(Data entries)
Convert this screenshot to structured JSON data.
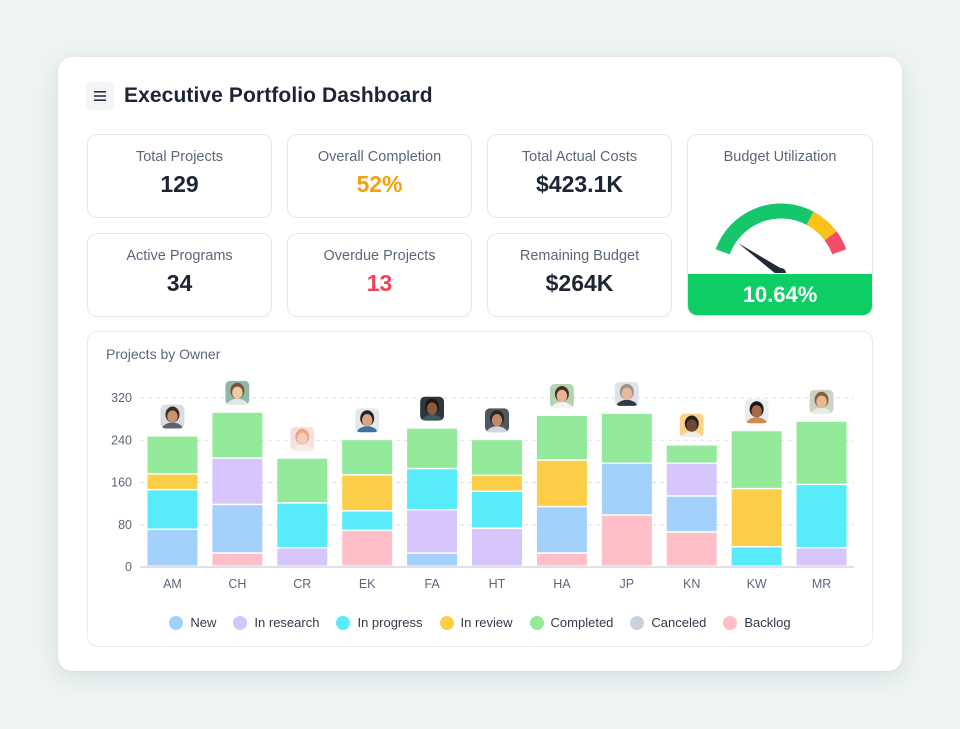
{
  "header": {
    "title": "Executive Portfolio Dashboard"
  },
  "kpis": {
    "total_projects": {
      "label": "Total Projects",
      "value": "129",
      "color": "#1d2433"
    },
    "overall_completion": {
      "label": "Overall Completion",
      "value": "52%",
      "color": "#f5a10e"
    },
    "total_actual_costs": {
      "label": "Total Actual Costs",
      "value": "$423.1K",
      "color": "#1d2433"
    },
    "active_programs": {
      "label": "Active Programs",
      "value": "34",
      "color": "#1d2433"
    },
    "overdue_projects": {
      "label": "Overdue Projects",
      "value": "13",
      "color": "#f0435a"
    },
    "remaining_budget": {
      "label": "Remaining Budget",
      "value": "$264K",
      "color": "#1d2433"
    }
  },
  "budget_gauge": {
    "label": "Budget Utilization",
    "value_text": "10.64%",
    "needle_fraction": 0.1064,
    "bands": [
      {
        "to": 0.7,
        "color": "#16c66b"
      },
      {
        "to": 0.88,
        "color": "#f9c21a"
      },
      {
        "to": 1.0,
        "color": "#f74d69"
      }
    ]
  },
  "chart_data": {
    "type": "bar",
    "stacked": true,
    "title": "Projects by Owner",
    "categories": [
      "AM",
      "CH",
      "CR",
      "EK",
      "FA",
      "HT",
      "HA",
      "JP",
      "KN",
      "KW",
      "MR"
    ],
    "ylim": [
      0,
      320
    ],
    "yticks": [
      0,
      80,
      160,
      240,
      320
    ],
    "grid": true,
    "legend_position": "bottom",
    "series": [
      {
        "name": "Backlog",
        "color": "#ffbfc9",
        "values": [
          0,
          25,
          0,
          68,
          0,
          0,
          25,
          97,
          65,
          0,
          0
        ]
      },
      {
        "name": "New",
        "color": "#a3d1fb",
        "values": [
          70,
          0,
          0,
          0,
          25,
          0,
          0,
          0,
          0,
          0,
          0
        ]
      },
      {
        "name": "In research",
        "color": "#d6c6fb",
        "values": [
          0,
          0,
          35,
          0,
          0,
          72,
          0,
          0,
          0,
          0,
          35
        ]
      },
      {
        "name": "New",
        "color": "#a3d1fb",
        "values": [
          0,
          92,
          0,
          0,
          0,
          0,
          88,
          98,
          0,
          0,
          0
        ]
      },
      {
        "name": "In research",
        "color": "#d6c6fb",
        "values": [
          0,
          0,
          0,
          0,
          82,
          0,
          0,
          0,
          0,
          0,
          0
        ]
      },
      {
        "name": "In progress",
        "color": "#58ecfb",
        "values": [
          0,
          0,
          0,
          0,
          0,
          0,
          0,
          0,
          0,
          0,
          0
        ]
      },
      {
        "name": "New",
        "color": "#a3d1fb",
        "values": [
          0,
          0,
          0,
          0,
          0,
          0,
          0,
          0,
          68,
          0,
          0
        ]
      },
      {
        "name": "In progress",
        "color": "#58ecfb",
        "values": [
          75,
          0,
          85,
          37,
          78,
          70,
          0,
          0,
          0,
          37,
          120
        ]
      },
      {
        "name": "In research",
        "color": "#d6c6fb",
        "values": [
          0,
          88,
          0,
          0,
          0,
          0,
          0,
          0,
          62,
          0,
          0
        ]
      },
      {
        "name": "In review",
        "color": "#fcce48",
        "values": [
          30,
          0,
          0,
          68,
          0,
          30,
          88,
          0,
          0,
          110,
          0
        ]
      },
      {
        "name": "Completed",
        "color": "#92ea9a",
        "values": [
          72,
          87,
          85,
          67,
          77,
          68,
          85,
          95,
          35,
          110,
          120
        ]
      }
    ],
    "legend": [
      {
        "name": "New",
        "color": "#a3d1fb"
      },
      {
        "name": "In research",
        "color": "#d6c6fb"
      },
      {
        "name": "In progress",
        "color": "#58ecfb"
      },
      {
        "name": "In review",
        "color": "#fcce48"
      },
      {
        "name": "Completed",
        "color": "#92ea9a"
      },
      {
        "name": "Canceled",
        "color": "#c9d2db"
      },
      {
        "name": "Backlog",
        "color": "#ffbfc9"
      }
    ],
    "avatars": [
      {
        "owner": "AM",
        "skin": "#c99473",
        "hair": "#3a2a22",
        "bg": "#d9dde2",
        "shirt": "#5a6470"
      },
      {
        "owner": "CH",
        "skin": "#f0c7a9",
        "hair": "#7a5433",
        "bg": "#8fb7a8",
        "shirt": "#e0e6ea"
      },
      {
        "owner": "CR",
        "skin": "#f4cdb6",
        "hair": "#e9a78a",
        "bg": "#f6dfdc",
        "shirt": "#f3f0ee"
      },
      {
        "owner": "EK",
        "skin": "#d9a583",
        "hair": "#2a211c",
        "bg": "#e3e8ec",
        "shirt": "#3d6fa3"
      },
      {
        "owner": "FA",
        "skin": "#8a5a3f",
        "hair": "#1e1714",
        "bg": "#30363d",
        "shirt": "#3a5a5e"
      },
      {
        "owner": "HT",
        "skin": "#c08a68",
        "hair": "#2b2420",
        "bg": "#4f5760",
        "shirt": "#cfd6dc"
      },
      {
        "owner": "HA",
        "skin": "#e6b394",
        "hair": "#4a3223",
        "bg": "#b7d1b3",
        "shirt": "#f4f4f2"
      },
      {
        "owner": "JP",
        "skin": "#e5b999",
        "hair": "#9a9590",
        "bg": "#dfe3e6",
        "shirt": "#2d3a48"
      },
      {
        "owner": "KN",
        "skin": "#6e4836",
        "hair": "#2a1d18",
        "bg": "#f8d48a",
        "shirt": "#f2ede6"
      },
      {
        "owner": "KW",
        "skin": "#a86a4c",
        "hair": "#1d1714",
        "bg": "#e9edf0",
        "shirt": "#d08a50"
      },
      {
        "owner": "MR",
        "skin": "#e8b897",
        "hair": "#8a5f3d",
        "bg": "#c9d4c2",
        "shirt": "#e6ece8"
      }
    ]
  }
}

▶ **Set problem**
Copy out each line in the preceding records that contains "label".

▶ **Worked answer**
      "label": "Total Projects",
      "label": "Overall Completion",
      "label": "Total Actual Costs",
      "label": "Active Programs",
      "label": "Overdue Projects",
      "label": "Remaining Budget",
    "label": "Budget Utilization",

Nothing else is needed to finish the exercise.